- _Written exercise_
Pull every line that holds the word "this" from the entries.

- _Dataset content_
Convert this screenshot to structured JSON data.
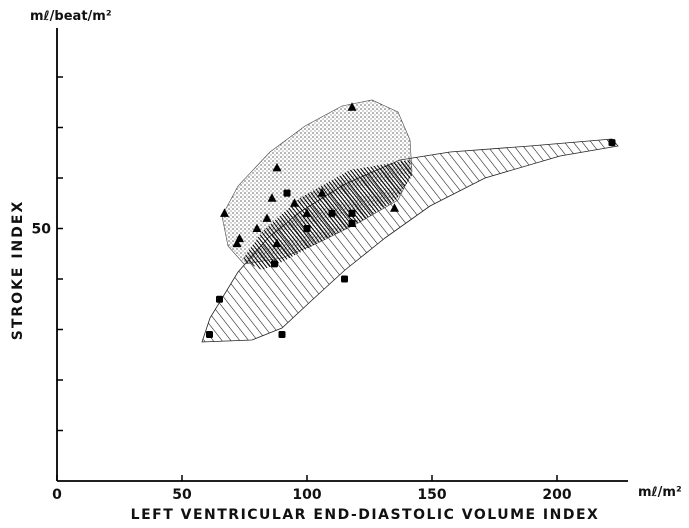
{
  "chart_data": {
    "type": "scatter",
    "title": "",
    "xlabel": "LEFT VENTRICULAR END-DIASTOLIC VOLUME INDEX",
    "ylabel": "STROKE INDEX",
    "x_unit": "mℓ/m²",
    "y_unit": "mℓ/beat/m²",
    "xlim": [
      0,
      230
    ],
    "ylim": [
      0,
      100
    ],
    "x_ticks": [
      0,
      50,
      100,
      150,
      200
    ],
    "y_ticks": [
      10,
      20,
      30,
      40,
      50,
      60,
      70,
      80
    ],
    "y_tick_labels": [
      {
        "value": 50,
        "label": "50"
      }
    ],
    "grid": false,
    "series": [
      {
        "marker": "triangle",
        "region_fill": "stippled",
        "points": [
          {
            "x": 118,
            "y": 74
          },
          {
            "x": 88,
            "y": 62
          },
          {
            "x": 86,
            "y": 56
          },
          {
            "x": 67,
            "y": 53
          },
          {
            "x": 80,
            "y": 50
          },
          {
            "x": 73,
            "y": 48
          },
          {
            "x": 72,
            "y": 47
          },
          {
            "x": 84,
            "y": 52
          },
          {
            "x": 95,
            "y": 55
          },
          {
            "x": 100,
            "y": 53
          },
          {
            "x": 106,
            "y": 57
          },
          {
            "x": 88,
            "y": 47
          },
          {
            "x": 135,
            "y": 54
          },
          {
            "x": 118,
            "y": 51
          }
        ]
      },
      {
        "marker": "square",
        "region_fill": "hatched",
        "points": [
          {
            "x": 222,
            "y": 67
          },
          {
            "x": 61,
            "y": 29
          },
          {
            "x": 90,
            "y": 29
          },
          {
            "x": 65,
            "y": 36
          },
          {
            "x": 115,
            "y": 40
          },
          {
            "x": 118,
            "y": 53
          },
          {
            "x": 118,
            "y": 51
          },
          {
            "x": 92,
            "y": 57
          },
          {
            "x": 87,
            "y": 43
          },
          {
            "x": 110,
            "y": 53
          },
          {
            "x": 100,
            "y": 50
          }
        ]
      }
    ]
  }
}
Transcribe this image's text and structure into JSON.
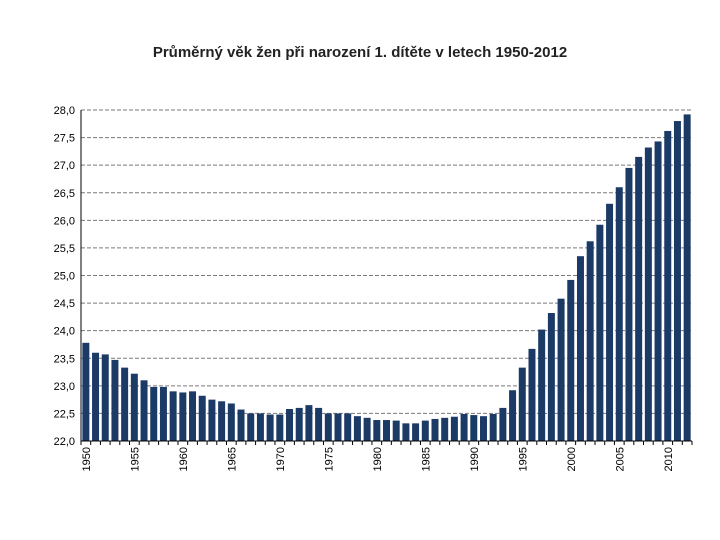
{
  "chart_data": {
    "type": "bar",
    "title": "Průměrný věk žen při narození 1. dítěte v letech 1950-2012",
    "xlabel": "",
    "ylabel": "",
    "ylim": [
      22.0,
      28.0
    ],
    "yticks": [
      "22,0",
      "22,5",
      "23,0",
      "23,5",
      "24,0",
      "24,5",
      "25,0",
      "25,5",
      "26,0",
      "26,5",
      "27,0",
      "27,5",
      "28,0"
    ],
    "xtick_labels": [
      "1950",
      "1955",
      "1960",
      "1965",
      "1970",
      "1975",
      "1980",
      "1985",
      "1990",
      "1995",
      "2000",
      "2005",
      "2010"
    ],
    "grid": "horizontal dashed",
    "bar_color": "#1c3a66",
    "categories": [
      1950,
      1951,
      1952,
      1953,
      1954,
      1955,
      1956,
      1957,
      1958,
      1959,
      1960,
      1961,
      1962,
      1963,
      1964,
      1965,
      1966,
      1967,
      1968,
      1969,
      1970,
      1971,
      1972,
      1973,
      1974,
      1975,
      1976,
      1977,
      1978,
      1979,
      1980,
      1981,
      1982,
      1983,
      1984,
      1985,
      1986,
      1987,
      1988,
      1989,
      1990,
      1991,
      1992,
      1993,
      1994,
      1995,
      1996,
      1997,
      1998,
      1999,
      2000,
      2001,
      2002,
      2003,
      2004,
      2005,
      2006,
      2007,
      2008,
      2009,
      2010,
      2011,
      2012
    ],
    "values": [
      23.78,
      23.6,
      23.57,
      23.47,
      23.33,
      23.22,
      23.1,
      22.98,
      22.98,
      22.9,
      22.88,
      22.9,
      22.82,
      22.75,
      22.72,
      22.68,
      22.57,
      22.5,
      22.5,
      22.48,
      22.48,
      22.58,
      22.6,
      22.65,
      22.6,
      22.5,
      22.5,
      22.5,
      22.45,
      22.42,
      22.38,
      22.38,
      22.37,
      22.32,
      22.32,
      22.37,
      22.4,
      22.42,
      22.44,
      22.49,
      22.47,
      22.45,
      22.49,
      22.6,
      22.92,
      23.33,
      23.67,
      24.02,
      24.32,
      24.58,
      24.92,
      25.35,
      25.62,
      25.92,
      26.3,
      26.6,
      26.95,
      27.15,
      27.32,
      27.43,
      27.62,
      27.8,
      27.92
    ]
  }
}
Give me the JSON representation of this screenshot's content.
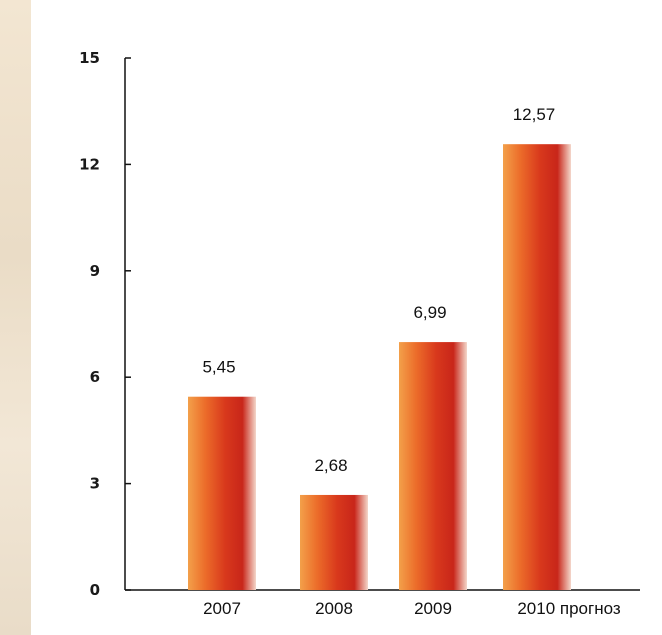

- _Output below_
Convert this screenshot to structured JSON data.
Transcribe this image's text and structure into JSON.
Give me the JSON representation of this screenshot's content.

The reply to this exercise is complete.